[GOAL OF THE EXERCISE] Show each line that has the string "coordinate" in it.

[STORED ROWS]
——

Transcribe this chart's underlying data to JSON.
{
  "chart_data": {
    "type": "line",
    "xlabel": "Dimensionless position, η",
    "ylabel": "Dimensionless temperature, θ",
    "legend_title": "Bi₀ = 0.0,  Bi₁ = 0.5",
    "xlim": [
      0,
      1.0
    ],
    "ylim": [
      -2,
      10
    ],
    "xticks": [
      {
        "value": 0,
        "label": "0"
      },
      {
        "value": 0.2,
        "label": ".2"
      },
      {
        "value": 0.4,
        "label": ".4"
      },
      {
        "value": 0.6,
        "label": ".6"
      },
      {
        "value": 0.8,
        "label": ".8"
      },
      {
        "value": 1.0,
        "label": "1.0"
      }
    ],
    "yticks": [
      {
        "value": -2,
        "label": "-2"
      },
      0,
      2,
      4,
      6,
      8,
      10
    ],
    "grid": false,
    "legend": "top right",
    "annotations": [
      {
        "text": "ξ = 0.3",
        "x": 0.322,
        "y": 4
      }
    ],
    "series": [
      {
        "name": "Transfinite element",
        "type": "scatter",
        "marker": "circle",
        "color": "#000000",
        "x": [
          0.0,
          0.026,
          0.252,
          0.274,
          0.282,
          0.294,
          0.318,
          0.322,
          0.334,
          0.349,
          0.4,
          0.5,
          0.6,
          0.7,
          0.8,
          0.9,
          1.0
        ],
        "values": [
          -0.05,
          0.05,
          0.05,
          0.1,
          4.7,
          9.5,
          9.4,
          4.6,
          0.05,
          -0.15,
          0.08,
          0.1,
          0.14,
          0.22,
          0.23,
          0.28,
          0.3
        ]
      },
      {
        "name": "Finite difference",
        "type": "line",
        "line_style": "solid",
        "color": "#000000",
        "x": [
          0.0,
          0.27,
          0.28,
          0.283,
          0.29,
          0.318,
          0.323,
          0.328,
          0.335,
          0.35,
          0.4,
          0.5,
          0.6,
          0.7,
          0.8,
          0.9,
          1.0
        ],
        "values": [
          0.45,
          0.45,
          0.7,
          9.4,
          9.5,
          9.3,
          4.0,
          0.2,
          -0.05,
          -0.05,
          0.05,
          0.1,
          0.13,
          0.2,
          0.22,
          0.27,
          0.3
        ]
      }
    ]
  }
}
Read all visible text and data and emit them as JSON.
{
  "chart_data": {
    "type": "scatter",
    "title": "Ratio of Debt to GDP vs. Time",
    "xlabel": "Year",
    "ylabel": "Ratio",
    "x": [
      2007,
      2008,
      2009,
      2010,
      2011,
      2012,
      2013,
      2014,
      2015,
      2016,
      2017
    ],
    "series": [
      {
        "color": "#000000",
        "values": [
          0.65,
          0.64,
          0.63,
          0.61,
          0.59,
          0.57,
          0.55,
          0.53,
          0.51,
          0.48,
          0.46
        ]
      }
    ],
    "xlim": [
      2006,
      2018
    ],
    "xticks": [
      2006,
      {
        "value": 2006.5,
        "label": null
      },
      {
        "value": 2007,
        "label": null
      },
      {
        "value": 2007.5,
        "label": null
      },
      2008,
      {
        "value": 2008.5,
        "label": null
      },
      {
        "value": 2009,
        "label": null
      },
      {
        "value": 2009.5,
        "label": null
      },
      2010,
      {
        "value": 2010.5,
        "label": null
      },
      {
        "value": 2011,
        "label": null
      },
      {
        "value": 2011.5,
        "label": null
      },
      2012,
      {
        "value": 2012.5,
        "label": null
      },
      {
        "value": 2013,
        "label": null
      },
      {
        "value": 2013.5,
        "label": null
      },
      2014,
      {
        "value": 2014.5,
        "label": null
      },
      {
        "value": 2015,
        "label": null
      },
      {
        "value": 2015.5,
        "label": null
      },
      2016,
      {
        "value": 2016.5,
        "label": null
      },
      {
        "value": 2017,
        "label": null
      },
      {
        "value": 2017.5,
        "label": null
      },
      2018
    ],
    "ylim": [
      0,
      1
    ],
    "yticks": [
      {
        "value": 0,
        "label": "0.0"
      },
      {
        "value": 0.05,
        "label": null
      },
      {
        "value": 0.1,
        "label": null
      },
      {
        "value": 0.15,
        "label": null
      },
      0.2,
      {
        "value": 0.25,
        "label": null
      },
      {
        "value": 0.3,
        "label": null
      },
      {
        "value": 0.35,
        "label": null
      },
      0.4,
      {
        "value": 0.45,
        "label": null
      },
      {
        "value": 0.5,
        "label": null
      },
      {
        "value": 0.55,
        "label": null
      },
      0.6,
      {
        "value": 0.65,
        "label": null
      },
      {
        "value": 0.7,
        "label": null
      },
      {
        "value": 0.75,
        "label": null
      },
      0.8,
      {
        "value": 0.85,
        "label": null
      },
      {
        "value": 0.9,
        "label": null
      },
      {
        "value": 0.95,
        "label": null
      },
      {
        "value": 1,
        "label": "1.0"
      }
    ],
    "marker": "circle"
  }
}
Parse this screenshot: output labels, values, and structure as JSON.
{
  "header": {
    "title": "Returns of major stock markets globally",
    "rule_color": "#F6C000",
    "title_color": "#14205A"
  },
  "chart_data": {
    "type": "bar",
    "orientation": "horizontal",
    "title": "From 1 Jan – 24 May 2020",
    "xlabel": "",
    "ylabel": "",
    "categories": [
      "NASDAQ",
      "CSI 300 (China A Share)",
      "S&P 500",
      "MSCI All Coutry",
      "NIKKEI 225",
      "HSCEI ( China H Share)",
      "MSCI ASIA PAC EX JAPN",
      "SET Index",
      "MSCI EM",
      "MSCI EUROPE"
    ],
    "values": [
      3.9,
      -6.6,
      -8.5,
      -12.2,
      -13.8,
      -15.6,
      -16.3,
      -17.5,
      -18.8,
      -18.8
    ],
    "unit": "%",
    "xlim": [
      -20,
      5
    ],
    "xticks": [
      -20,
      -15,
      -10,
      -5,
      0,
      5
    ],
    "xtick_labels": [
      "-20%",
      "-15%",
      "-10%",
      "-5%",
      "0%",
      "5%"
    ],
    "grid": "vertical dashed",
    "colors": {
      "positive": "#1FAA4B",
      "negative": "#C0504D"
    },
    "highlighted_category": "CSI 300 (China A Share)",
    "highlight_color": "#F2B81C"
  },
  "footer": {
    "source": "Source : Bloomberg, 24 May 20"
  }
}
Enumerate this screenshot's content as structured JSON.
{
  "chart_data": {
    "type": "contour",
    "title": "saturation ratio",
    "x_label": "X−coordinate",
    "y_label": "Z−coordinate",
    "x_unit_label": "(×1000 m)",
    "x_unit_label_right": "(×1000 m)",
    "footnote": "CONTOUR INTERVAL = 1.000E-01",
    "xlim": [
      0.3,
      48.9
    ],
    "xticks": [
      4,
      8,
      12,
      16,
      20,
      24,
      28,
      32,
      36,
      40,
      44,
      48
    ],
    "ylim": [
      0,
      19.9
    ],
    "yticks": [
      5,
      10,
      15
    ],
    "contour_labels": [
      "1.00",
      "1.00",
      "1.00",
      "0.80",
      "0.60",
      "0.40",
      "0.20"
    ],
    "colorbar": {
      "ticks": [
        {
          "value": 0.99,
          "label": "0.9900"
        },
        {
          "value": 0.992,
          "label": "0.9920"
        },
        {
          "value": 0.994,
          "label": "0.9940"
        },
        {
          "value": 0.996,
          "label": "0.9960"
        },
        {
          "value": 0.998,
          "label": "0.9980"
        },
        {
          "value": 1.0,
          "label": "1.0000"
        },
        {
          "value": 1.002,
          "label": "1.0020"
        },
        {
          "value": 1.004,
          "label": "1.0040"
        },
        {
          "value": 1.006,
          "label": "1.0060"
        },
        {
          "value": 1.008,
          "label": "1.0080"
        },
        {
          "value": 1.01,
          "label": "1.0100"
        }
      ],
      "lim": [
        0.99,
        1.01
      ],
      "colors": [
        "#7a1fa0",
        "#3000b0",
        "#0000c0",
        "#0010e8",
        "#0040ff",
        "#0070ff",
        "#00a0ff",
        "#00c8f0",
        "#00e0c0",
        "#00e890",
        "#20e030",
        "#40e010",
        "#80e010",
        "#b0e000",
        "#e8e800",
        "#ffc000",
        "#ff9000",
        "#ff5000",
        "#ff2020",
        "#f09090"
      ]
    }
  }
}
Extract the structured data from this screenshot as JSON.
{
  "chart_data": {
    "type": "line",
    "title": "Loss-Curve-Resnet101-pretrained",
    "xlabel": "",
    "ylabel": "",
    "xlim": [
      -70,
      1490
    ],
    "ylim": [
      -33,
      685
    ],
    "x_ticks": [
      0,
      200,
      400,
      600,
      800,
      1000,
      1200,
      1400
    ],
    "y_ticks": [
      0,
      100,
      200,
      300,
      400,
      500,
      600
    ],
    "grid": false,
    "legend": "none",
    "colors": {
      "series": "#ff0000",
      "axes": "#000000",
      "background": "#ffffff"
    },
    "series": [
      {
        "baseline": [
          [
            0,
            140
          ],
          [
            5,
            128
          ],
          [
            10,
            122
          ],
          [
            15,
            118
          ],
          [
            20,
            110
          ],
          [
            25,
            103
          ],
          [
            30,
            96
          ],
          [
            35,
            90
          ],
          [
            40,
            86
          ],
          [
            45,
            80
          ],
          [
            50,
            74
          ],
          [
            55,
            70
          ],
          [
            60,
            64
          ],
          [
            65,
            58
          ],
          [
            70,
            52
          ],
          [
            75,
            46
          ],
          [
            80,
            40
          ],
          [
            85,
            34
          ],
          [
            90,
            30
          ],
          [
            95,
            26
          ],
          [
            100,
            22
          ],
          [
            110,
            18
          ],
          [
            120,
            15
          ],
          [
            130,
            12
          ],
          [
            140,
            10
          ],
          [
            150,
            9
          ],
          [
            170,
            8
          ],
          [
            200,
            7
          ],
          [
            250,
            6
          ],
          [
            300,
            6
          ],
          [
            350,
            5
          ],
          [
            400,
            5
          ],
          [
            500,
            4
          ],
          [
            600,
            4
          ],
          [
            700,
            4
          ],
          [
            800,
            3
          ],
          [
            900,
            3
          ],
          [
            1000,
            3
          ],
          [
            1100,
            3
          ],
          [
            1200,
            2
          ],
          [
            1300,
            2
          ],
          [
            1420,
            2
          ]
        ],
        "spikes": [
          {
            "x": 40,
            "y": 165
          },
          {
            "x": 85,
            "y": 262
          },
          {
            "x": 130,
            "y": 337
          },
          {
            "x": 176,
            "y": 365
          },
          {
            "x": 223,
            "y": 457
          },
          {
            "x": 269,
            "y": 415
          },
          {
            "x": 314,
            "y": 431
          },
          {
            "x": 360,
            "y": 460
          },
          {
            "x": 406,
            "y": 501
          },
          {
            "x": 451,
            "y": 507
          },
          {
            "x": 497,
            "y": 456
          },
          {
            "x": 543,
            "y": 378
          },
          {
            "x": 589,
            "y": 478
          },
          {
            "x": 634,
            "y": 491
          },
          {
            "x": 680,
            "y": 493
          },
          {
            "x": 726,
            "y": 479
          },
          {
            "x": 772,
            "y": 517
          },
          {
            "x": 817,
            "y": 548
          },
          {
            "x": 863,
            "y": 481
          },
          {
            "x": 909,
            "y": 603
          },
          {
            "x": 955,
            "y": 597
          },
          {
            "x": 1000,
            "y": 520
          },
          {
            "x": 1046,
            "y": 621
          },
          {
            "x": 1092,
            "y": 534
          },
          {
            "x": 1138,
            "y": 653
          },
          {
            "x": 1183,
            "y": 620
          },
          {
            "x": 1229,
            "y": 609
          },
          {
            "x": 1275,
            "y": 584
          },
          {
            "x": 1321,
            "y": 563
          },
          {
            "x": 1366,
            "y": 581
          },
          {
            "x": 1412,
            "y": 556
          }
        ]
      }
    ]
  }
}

——

[SOLUTION BELOW]
    "x_label": "X−coordinate",
    "y_label": "Z−coordinate",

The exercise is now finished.